> Given exercise:
Sift the listing for lines that hold the string "faulty" and pull them out.

[Stored data]
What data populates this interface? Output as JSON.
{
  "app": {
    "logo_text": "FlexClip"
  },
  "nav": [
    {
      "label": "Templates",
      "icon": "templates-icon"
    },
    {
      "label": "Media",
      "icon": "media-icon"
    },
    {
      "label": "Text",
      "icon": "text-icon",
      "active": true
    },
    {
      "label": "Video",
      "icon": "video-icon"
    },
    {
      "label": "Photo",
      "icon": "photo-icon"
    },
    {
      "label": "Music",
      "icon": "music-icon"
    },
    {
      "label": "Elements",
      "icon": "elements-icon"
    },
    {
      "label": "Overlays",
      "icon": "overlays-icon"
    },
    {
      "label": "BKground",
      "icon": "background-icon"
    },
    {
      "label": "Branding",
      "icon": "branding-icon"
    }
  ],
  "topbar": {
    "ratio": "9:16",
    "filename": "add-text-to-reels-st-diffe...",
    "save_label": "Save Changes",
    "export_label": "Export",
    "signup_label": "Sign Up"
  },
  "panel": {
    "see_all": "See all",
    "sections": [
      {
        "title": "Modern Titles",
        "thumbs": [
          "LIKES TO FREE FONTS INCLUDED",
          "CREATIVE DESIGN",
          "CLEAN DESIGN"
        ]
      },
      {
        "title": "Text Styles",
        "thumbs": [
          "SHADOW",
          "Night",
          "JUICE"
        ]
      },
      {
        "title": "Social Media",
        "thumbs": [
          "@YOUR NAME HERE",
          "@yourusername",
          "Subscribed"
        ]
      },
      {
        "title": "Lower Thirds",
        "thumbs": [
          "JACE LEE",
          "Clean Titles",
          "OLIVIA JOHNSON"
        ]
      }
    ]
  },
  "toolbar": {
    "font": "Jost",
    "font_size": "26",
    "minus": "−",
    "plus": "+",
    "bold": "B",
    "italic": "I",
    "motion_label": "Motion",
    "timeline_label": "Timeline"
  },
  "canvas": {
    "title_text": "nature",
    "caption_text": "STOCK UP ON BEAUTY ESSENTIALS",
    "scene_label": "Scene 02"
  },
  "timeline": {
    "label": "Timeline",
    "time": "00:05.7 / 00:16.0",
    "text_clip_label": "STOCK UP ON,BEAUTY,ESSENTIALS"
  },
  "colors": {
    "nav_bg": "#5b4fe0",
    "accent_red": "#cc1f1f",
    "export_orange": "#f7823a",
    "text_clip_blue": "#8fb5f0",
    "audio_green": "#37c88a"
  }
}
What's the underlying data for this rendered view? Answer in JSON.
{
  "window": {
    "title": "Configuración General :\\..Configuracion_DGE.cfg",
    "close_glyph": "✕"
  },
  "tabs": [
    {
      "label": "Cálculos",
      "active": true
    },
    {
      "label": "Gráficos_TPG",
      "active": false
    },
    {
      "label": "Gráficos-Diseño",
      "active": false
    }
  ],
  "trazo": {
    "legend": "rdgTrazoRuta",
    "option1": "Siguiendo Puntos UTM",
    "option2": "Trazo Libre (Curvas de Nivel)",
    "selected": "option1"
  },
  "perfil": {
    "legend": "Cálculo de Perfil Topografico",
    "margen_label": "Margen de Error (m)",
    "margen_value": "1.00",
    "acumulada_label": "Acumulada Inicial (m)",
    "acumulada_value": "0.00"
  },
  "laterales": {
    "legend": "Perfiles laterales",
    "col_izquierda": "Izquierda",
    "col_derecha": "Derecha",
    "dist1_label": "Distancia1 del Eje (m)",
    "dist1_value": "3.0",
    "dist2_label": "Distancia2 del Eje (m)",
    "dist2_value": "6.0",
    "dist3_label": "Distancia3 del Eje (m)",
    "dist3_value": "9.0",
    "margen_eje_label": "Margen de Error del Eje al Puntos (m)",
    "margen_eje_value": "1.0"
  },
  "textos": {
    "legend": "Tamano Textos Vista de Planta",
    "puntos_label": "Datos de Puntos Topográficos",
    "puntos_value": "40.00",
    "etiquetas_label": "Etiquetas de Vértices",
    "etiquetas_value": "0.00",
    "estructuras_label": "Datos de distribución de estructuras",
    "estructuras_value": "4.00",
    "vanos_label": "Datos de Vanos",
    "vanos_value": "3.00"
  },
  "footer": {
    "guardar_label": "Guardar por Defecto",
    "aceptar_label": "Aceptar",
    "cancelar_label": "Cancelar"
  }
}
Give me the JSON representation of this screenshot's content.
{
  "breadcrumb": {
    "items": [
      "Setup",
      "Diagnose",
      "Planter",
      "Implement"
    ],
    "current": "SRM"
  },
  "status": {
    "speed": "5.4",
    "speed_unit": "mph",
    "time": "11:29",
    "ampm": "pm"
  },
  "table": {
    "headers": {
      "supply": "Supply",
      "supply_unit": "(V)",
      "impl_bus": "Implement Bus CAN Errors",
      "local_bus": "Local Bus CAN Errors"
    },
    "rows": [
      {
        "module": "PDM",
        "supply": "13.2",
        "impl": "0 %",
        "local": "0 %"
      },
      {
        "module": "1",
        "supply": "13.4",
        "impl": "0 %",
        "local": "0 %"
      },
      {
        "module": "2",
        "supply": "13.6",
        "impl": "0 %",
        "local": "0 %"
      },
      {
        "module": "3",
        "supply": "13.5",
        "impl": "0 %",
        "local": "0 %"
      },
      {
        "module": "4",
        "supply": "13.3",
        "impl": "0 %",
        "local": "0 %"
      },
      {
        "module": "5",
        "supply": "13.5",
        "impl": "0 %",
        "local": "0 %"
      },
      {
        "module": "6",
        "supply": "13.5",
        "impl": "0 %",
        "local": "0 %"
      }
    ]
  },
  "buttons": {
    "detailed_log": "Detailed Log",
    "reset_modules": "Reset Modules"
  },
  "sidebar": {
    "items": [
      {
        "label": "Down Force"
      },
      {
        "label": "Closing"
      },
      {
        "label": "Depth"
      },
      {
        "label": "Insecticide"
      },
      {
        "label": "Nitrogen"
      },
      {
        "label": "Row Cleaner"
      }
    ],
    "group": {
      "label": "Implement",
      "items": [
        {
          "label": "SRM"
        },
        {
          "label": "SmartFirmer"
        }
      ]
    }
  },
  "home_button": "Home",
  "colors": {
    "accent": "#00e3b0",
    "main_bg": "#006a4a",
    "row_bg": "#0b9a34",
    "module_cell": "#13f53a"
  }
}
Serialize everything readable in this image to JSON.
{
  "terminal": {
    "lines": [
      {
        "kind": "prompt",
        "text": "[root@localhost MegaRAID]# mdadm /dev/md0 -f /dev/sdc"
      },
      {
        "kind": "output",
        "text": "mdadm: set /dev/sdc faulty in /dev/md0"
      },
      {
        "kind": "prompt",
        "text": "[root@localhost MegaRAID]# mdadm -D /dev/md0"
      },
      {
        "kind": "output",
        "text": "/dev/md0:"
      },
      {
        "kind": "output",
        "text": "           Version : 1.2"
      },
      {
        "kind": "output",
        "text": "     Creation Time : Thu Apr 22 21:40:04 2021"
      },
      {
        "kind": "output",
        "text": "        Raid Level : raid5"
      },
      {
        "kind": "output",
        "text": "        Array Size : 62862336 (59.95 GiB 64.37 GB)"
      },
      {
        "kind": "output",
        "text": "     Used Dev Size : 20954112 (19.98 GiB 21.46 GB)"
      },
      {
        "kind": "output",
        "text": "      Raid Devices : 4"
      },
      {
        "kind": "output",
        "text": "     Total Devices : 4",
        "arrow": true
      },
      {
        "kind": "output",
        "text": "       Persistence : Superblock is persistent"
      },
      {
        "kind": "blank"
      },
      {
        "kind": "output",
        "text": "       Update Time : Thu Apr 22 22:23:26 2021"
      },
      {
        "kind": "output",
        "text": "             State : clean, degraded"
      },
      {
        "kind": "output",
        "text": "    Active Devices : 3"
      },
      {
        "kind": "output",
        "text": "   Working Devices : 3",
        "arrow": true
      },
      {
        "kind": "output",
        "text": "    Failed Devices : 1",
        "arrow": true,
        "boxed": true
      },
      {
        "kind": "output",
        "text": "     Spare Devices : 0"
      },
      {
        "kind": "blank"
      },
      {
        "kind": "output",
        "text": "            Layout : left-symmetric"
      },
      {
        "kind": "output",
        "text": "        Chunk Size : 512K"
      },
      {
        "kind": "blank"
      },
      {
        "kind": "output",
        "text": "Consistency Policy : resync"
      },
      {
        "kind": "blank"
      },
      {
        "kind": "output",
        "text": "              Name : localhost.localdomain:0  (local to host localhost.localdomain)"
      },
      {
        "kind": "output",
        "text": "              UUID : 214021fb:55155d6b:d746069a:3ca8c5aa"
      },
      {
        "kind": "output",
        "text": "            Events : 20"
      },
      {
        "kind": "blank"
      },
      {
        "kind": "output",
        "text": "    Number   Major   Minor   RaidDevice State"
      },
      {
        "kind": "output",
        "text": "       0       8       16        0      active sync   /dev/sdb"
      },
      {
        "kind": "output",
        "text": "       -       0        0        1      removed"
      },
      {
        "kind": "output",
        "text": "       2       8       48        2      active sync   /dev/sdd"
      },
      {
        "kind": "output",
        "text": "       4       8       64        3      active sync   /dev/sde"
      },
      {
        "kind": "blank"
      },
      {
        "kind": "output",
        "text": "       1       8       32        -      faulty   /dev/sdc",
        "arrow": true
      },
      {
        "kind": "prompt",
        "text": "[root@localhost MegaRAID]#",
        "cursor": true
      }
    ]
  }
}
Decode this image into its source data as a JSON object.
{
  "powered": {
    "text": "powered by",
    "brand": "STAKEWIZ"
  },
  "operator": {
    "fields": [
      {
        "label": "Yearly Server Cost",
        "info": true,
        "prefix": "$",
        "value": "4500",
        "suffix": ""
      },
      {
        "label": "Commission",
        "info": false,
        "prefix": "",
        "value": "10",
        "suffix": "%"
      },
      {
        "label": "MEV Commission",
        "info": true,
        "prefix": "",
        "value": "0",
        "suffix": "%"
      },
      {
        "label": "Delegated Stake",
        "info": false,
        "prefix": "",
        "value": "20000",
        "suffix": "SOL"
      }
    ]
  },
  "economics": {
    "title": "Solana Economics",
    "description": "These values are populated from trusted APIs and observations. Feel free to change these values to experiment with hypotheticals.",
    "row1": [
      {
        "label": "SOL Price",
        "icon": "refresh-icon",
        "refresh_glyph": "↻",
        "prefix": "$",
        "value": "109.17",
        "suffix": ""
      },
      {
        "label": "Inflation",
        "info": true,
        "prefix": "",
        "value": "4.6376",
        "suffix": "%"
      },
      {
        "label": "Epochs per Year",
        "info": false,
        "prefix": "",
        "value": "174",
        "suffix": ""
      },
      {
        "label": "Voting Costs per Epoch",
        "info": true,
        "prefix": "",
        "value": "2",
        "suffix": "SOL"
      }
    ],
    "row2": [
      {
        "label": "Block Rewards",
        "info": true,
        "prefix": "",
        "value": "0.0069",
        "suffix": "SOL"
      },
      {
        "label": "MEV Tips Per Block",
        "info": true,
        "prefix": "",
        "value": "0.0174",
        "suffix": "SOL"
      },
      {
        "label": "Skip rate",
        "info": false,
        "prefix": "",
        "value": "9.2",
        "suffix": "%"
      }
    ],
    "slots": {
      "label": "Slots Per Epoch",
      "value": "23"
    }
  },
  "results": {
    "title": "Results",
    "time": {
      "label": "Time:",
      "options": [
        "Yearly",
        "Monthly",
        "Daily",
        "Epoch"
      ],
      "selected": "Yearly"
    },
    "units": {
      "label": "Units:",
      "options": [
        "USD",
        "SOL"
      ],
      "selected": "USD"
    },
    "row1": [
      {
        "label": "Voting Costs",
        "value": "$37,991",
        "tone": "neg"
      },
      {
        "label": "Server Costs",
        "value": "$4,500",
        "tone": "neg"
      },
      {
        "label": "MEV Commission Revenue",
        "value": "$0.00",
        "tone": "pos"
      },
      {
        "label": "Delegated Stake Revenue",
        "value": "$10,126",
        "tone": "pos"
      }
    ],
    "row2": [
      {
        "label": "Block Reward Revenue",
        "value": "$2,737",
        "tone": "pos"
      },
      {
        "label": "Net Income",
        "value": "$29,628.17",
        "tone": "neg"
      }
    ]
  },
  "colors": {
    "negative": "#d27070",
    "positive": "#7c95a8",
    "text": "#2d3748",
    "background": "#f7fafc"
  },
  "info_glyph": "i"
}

> Solution for this exercise:
        "text": "mdadm: set /dev/sdc faulty in /dev/md0"
        "text": "       1       8       32        -      faulty   /dev/sdc",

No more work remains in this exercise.